### Excerto selecionado:
PR#6 Ele foi Mattia Pascal

de Luigi Pirandello

Por vezes o que parece ser uma sorte tremenda acaba por se revelar o pior dos azares. E o facto de vermos a vida sorrir-nos, nem sempre quer dizer que ela o esteja de facto a fazer. É que os olhos enganam. E do mesmo modo a razão. O homem que foi Mattia Pascal não gostava de ser Mattia Pascal. E parece que a vida resolveu dar-lhe uma hipótese de ser outra pessoa.

Mas como reage um homem quando lê no jornal a notícia da sua própria morte? O mais provável é demonstrar prontamente que houve um engano. Mas para Mattia Pascal, a sua suposta morte era a liberdade que tanto desejava. E assim Mattia Pascal sai de palco e entra em cena Adriano Meis. Mais livre e mais rico do que Mattia Pascal alguma vez fora. Mas por vezes a raposa veste a pele do cordeiro…

Esta história feita de acasos tão improváveis, acaba por se revelar mais real do que ao início nos parece possível. É-nos narrada pelo próprio Mattia Pascal, e essa opção do escritor resultou tão eficaz, que nos sentimos quase que homens pequeninos que entraram na mente da personagem e tem acesso privilegiado aos mais íntimos pensamentos. E a partilha de ideias, pensamentos, opiniões, é tão intensa, que nos tornamos amigos de Mattia Pascal. Partilhamos as desilusões, as (poucas) alegrias, o sofrimento, a solidão. Somos o confidente de Mattia Pascal, aquele a quem ele conta tudo e nunca mente.

Neste romance, Pirandello aborda a temática da identidade e a dualidade entre a realidade e imaginação. Até que ponto é que se pode brincar com a vida ou o que é de facto a liberdade, são questões que nos surgem ao ler esta obra. Pirandello não dispensa um tom muitas vezes irónico e humorístico, expondo o ridículo das situações quotidianas. Este é um livro que, apesar de escrito em 1904, se mantém actual, não só pela temática da obra (a mente humana será sempre um tema actual), como também pelo estilo de escrita de Pirandello que é elaborado e inteligente, mas também fluido e tão apaixonante que nos faz sonhar.

Luigi Pirandello (1867-1936), escritor italiano galardoado com o Prémio Nobel de Literatura em 1934, é um desconhecido para a maioria do público português. Para contrariar isso, surge este belíssimo “Ele foi Mattia Pascal”, editado pela Cavalo de Ferro, que, aliás, tem feito um excelente trabalho editorial de divulgação de grandes escritores desconhecidos dos portugueses.

### Tarefa proposta:
Reescreva o trecho da recensão de "Ele foi Mattia Pascal" que começa nas palavras "Por vezes o" e termina depois de "ser outra pessoa.", trocando "os olhos" por "as aparências". As linhas que se seguem provêm de uma fonte diferente.

Dados de reconhecimento da estrutura de documentos:

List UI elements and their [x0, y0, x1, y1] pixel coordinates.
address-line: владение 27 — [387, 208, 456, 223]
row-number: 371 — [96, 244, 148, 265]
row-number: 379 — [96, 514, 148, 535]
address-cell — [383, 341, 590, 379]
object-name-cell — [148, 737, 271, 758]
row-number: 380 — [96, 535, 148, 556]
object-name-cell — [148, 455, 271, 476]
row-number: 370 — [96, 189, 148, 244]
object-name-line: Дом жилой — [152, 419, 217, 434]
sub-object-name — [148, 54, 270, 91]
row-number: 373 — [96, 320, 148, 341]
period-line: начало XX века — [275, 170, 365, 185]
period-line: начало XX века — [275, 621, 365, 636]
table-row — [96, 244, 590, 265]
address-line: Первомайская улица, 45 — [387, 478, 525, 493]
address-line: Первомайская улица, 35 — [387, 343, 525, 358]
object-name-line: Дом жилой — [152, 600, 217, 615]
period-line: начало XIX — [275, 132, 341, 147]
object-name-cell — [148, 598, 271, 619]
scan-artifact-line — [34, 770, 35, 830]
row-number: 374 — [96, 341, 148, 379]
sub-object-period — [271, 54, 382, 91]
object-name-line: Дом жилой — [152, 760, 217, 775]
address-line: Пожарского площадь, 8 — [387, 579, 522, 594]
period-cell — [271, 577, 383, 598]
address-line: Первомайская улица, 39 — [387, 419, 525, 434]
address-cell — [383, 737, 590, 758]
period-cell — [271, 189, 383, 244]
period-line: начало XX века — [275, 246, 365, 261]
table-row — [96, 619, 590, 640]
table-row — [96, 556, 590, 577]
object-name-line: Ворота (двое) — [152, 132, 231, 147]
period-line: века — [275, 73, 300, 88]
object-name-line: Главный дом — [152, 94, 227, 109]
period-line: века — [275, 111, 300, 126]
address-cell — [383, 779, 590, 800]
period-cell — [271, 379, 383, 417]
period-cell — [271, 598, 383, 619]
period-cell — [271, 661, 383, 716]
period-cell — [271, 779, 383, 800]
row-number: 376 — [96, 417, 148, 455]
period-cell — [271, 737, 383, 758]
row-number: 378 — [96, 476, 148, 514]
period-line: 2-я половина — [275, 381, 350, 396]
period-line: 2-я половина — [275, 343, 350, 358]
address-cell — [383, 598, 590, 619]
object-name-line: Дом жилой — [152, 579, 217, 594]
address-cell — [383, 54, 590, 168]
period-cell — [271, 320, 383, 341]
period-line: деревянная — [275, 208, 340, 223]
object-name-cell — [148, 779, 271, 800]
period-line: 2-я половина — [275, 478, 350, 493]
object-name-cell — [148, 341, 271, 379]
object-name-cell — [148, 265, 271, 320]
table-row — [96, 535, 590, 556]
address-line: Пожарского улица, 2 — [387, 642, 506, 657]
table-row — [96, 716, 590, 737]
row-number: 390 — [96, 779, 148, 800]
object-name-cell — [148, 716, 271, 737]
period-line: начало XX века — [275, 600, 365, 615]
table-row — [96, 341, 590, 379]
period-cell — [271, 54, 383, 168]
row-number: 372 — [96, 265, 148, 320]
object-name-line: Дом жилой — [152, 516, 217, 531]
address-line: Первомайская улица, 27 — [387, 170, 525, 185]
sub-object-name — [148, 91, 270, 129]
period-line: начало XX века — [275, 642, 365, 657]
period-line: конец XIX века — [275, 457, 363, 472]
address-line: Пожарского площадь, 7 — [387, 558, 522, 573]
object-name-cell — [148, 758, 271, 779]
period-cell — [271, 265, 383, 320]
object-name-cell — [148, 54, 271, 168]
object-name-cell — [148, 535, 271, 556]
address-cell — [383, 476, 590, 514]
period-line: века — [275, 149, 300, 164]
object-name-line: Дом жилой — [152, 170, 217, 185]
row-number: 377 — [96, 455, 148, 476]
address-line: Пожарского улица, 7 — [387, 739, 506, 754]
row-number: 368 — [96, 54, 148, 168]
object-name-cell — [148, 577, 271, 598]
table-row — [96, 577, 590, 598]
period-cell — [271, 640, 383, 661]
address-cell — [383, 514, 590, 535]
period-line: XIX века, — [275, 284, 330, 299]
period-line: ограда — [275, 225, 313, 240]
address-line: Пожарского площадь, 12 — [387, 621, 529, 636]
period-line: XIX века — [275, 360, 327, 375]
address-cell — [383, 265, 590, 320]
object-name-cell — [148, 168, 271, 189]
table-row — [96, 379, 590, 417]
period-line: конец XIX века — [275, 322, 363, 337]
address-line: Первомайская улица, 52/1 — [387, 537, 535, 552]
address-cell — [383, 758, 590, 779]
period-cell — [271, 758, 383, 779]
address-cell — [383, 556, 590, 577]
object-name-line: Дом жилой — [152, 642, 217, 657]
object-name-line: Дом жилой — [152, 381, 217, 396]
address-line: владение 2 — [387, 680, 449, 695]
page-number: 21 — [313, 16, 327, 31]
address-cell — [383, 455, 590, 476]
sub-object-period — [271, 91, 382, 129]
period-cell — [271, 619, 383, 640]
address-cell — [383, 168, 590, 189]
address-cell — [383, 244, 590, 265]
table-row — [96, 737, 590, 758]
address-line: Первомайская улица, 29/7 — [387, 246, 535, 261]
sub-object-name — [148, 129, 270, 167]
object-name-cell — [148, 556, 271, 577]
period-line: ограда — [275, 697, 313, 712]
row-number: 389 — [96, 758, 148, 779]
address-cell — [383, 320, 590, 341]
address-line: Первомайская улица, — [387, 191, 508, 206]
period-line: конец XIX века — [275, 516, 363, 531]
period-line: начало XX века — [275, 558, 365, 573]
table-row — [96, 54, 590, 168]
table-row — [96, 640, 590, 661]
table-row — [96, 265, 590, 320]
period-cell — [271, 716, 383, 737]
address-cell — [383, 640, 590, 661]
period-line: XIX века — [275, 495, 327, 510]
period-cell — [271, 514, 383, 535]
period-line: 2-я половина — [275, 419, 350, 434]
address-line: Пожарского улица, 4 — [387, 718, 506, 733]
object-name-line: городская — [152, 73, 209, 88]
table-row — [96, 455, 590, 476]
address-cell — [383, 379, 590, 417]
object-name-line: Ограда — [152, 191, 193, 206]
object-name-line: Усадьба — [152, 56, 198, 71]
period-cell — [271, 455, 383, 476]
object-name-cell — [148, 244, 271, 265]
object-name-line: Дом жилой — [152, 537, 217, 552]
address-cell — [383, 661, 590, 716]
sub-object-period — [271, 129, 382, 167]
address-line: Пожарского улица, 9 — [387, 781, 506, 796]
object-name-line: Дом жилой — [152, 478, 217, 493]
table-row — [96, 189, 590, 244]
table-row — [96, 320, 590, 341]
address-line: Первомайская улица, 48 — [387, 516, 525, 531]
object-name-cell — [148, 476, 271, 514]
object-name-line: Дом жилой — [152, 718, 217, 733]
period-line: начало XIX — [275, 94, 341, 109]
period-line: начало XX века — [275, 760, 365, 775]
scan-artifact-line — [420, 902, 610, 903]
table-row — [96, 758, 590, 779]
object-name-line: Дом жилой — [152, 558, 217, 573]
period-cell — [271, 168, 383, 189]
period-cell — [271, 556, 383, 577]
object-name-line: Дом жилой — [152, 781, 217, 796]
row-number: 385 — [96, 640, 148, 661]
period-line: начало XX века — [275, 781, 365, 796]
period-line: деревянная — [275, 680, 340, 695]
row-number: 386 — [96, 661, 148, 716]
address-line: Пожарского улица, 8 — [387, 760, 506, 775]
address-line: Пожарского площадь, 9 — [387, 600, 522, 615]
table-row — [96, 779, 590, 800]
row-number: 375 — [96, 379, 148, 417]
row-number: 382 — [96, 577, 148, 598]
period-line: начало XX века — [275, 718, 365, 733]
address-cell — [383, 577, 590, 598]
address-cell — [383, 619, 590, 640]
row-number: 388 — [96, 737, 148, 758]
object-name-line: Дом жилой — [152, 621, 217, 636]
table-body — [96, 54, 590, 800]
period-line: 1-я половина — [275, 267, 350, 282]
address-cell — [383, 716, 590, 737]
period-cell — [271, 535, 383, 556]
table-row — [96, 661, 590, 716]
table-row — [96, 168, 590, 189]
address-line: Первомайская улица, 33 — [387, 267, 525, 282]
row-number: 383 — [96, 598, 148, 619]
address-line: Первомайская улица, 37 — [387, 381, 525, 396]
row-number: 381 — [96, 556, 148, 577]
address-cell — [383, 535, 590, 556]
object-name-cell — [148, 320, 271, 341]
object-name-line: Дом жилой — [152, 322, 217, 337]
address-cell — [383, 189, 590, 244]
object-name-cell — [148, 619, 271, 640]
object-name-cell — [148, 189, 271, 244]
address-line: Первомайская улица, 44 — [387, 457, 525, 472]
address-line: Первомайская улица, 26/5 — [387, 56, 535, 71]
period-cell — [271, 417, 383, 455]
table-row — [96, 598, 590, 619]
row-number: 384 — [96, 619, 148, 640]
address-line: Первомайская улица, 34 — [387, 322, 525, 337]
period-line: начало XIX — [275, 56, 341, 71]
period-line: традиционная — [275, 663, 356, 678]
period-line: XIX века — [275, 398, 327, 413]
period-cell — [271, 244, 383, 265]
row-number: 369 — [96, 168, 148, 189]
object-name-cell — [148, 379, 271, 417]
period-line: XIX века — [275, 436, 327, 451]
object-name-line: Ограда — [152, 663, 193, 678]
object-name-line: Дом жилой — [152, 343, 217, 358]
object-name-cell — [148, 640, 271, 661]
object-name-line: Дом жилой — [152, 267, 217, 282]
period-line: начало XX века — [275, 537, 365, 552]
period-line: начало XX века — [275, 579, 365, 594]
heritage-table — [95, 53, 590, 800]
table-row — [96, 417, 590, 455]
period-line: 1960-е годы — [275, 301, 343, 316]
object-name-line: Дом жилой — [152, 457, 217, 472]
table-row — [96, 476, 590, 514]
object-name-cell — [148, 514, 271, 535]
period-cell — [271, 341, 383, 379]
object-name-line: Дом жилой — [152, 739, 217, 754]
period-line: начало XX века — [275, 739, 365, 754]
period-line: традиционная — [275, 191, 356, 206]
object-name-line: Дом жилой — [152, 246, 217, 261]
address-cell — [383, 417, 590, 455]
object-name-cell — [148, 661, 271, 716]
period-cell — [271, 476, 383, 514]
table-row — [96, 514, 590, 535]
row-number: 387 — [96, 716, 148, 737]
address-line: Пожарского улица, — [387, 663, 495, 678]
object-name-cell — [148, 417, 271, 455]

### Resolução:
Por vezes o que parece ser uma sorte tremenda acaba por se revelar o pior dos azares. E o facto de vermos a vida sorrir-nos, nem sempre quer dizer que ela o esteja de facto a fazer. É que as aparências enganam. E do mesmo modo a razão. O homem que foi Mattia Pascal não gostava de ser Mattia Pascal. E parece que a vida resolveu dar-lhe uma hipótese de ser outra pessoa.